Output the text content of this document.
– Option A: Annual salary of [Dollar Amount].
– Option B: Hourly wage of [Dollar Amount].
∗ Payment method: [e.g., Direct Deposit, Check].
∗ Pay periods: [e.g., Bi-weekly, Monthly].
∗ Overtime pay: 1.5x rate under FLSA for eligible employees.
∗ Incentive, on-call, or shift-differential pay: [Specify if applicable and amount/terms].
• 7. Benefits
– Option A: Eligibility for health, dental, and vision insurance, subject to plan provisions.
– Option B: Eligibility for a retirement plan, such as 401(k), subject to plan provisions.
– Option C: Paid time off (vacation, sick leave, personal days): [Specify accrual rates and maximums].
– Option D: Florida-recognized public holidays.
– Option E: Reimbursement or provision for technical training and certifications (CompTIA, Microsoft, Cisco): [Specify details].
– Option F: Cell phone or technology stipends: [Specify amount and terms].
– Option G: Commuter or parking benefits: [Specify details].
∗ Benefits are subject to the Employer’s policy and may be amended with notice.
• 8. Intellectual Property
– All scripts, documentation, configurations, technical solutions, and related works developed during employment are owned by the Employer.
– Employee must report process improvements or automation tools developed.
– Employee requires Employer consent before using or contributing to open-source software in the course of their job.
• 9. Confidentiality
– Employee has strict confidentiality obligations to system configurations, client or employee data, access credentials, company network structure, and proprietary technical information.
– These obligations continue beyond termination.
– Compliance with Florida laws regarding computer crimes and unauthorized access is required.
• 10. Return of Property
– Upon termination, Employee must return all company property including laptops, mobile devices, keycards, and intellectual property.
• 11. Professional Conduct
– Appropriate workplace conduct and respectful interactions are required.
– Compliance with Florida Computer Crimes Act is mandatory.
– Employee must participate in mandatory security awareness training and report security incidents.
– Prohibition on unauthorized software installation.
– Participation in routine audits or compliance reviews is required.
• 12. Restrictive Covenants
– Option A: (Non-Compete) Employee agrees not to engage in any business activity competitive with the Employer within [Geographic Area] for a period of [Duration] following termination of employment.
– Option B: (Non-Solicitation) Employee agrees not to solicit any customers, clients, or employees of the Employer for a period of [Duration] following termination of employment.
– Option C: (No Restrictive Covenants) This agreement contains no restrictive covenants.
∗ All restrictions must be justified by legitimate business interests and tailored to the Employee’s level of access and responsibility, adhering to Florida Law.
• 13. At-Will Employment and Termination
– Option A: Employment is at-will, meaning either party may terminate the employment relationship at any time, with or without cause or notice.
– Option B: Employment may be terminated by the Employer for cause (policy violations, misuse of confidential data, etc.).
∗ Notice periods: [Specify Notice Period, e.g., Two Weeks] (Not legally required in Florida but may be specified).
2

━━━━━━━━━━━━━━━━━━━━━━━━━━━━━━

PROBLEM REQUIREMENTS: Write out the entire listing exactly.

OUTPUT BELOW:
Output the text content of this document.
– Option A: Annual salary of [Dollar Amount].
– Option B: Hourly wage of [Dollar Amount].
∗ Payment method: [e.g., Direct Deposit, Check].
∗ Pay periods: [e.g., Bi-weekly, Monthly].
∗ Overtime pay: 1.5x rate under FLSA for eligible employees.
∗ Incentive, on-call, or shift-differential pay: [Specify if applicable and amount/terms].
• 7. Benefits
– Option A: Eligibility for health, dental, and vision insurance, subject to plan provisions.
– Option B: Eligibility for a retirement plan, such as 401(k), subject to plan provisions.
– Option C: Paid time off (vacation, sick leave, personal days): [Specify accrual rates and maximums].
– Option D: Florida-recognized public holidays.
– Option E: Reimbursement or provision for technical training and certifications (CompTIA, Microsoft, Cisco): [Specify details].
– Option F: Cell phone or technology stipends: [Specify amount and terms].
– Option G: Commuter or parking benefits: [Specify details].
∗ Benefits are subject to the Employer’s policy and may be amended with notice.
• 8. Intellectual Property
– All scripts, documentation, configurations, technical solutions, and related works developed during employment are owned by the Employer.
– Employee must report process improvements or automation tools developed.
– Employee requires Employer consent before using or contributing to open-source software in the course of their job.
• 9. Confidentiality
– Employee has strict confidentiality obligations to system configurations, client or employee data, access credentials, company network structure, and proprietary technical information.
– These obligations continue beyond termination.
– Compliance with Florida laws regarding computer crimes and unauthorized access is required.
• 10. Return of Property
– Upon termination, Employee must return all company property including laptops, mobile devices, keycards, and intellectual property.
• 11. Professional Conduct
– Appropriate workplace conduct and respectful interactions are required.
– Compliance with Florida Computer Crimes Act is mandatory.
– Employee must participate in mandatory security awareness training and report security incidents.
– Prohibition on unauthorized software installation.
– Participation in routine audits or compliance reviews is required.
• 12. Restrictive Covenants
– Option A: (Non-Compete) Employee agrees not to engage in any business activity competitive with the Employer within [Geographic Area] for a period of [Duration] following termination of employment.
– Option B: (Non-Solicitation) Employee agrees not to solicit any customers, clients, or employees of the Employer for a period of [Duration] following termination of employment.
– Option C: (No Restrictive Covenants) This agreement contains no restrictive covenants.
∗ All restrictions must be justified by legitimate business interests and tailored to the Employee’s level of access and responsibility, adhering to Florida Law.
• 13. At-Will Employment and Termination
– Option A: Employment is at-will, meaning either party may terminate the employment relationship at any time, with or without cause or notice.
– Option B: Employment may be terminated by the Employer for cause (policy violations, misuse of confidential data, etc.).
∗ Notice periods: [Specify Notice Period, e.g., Two Weeks] (Not legally required in Florida but may be specified).
2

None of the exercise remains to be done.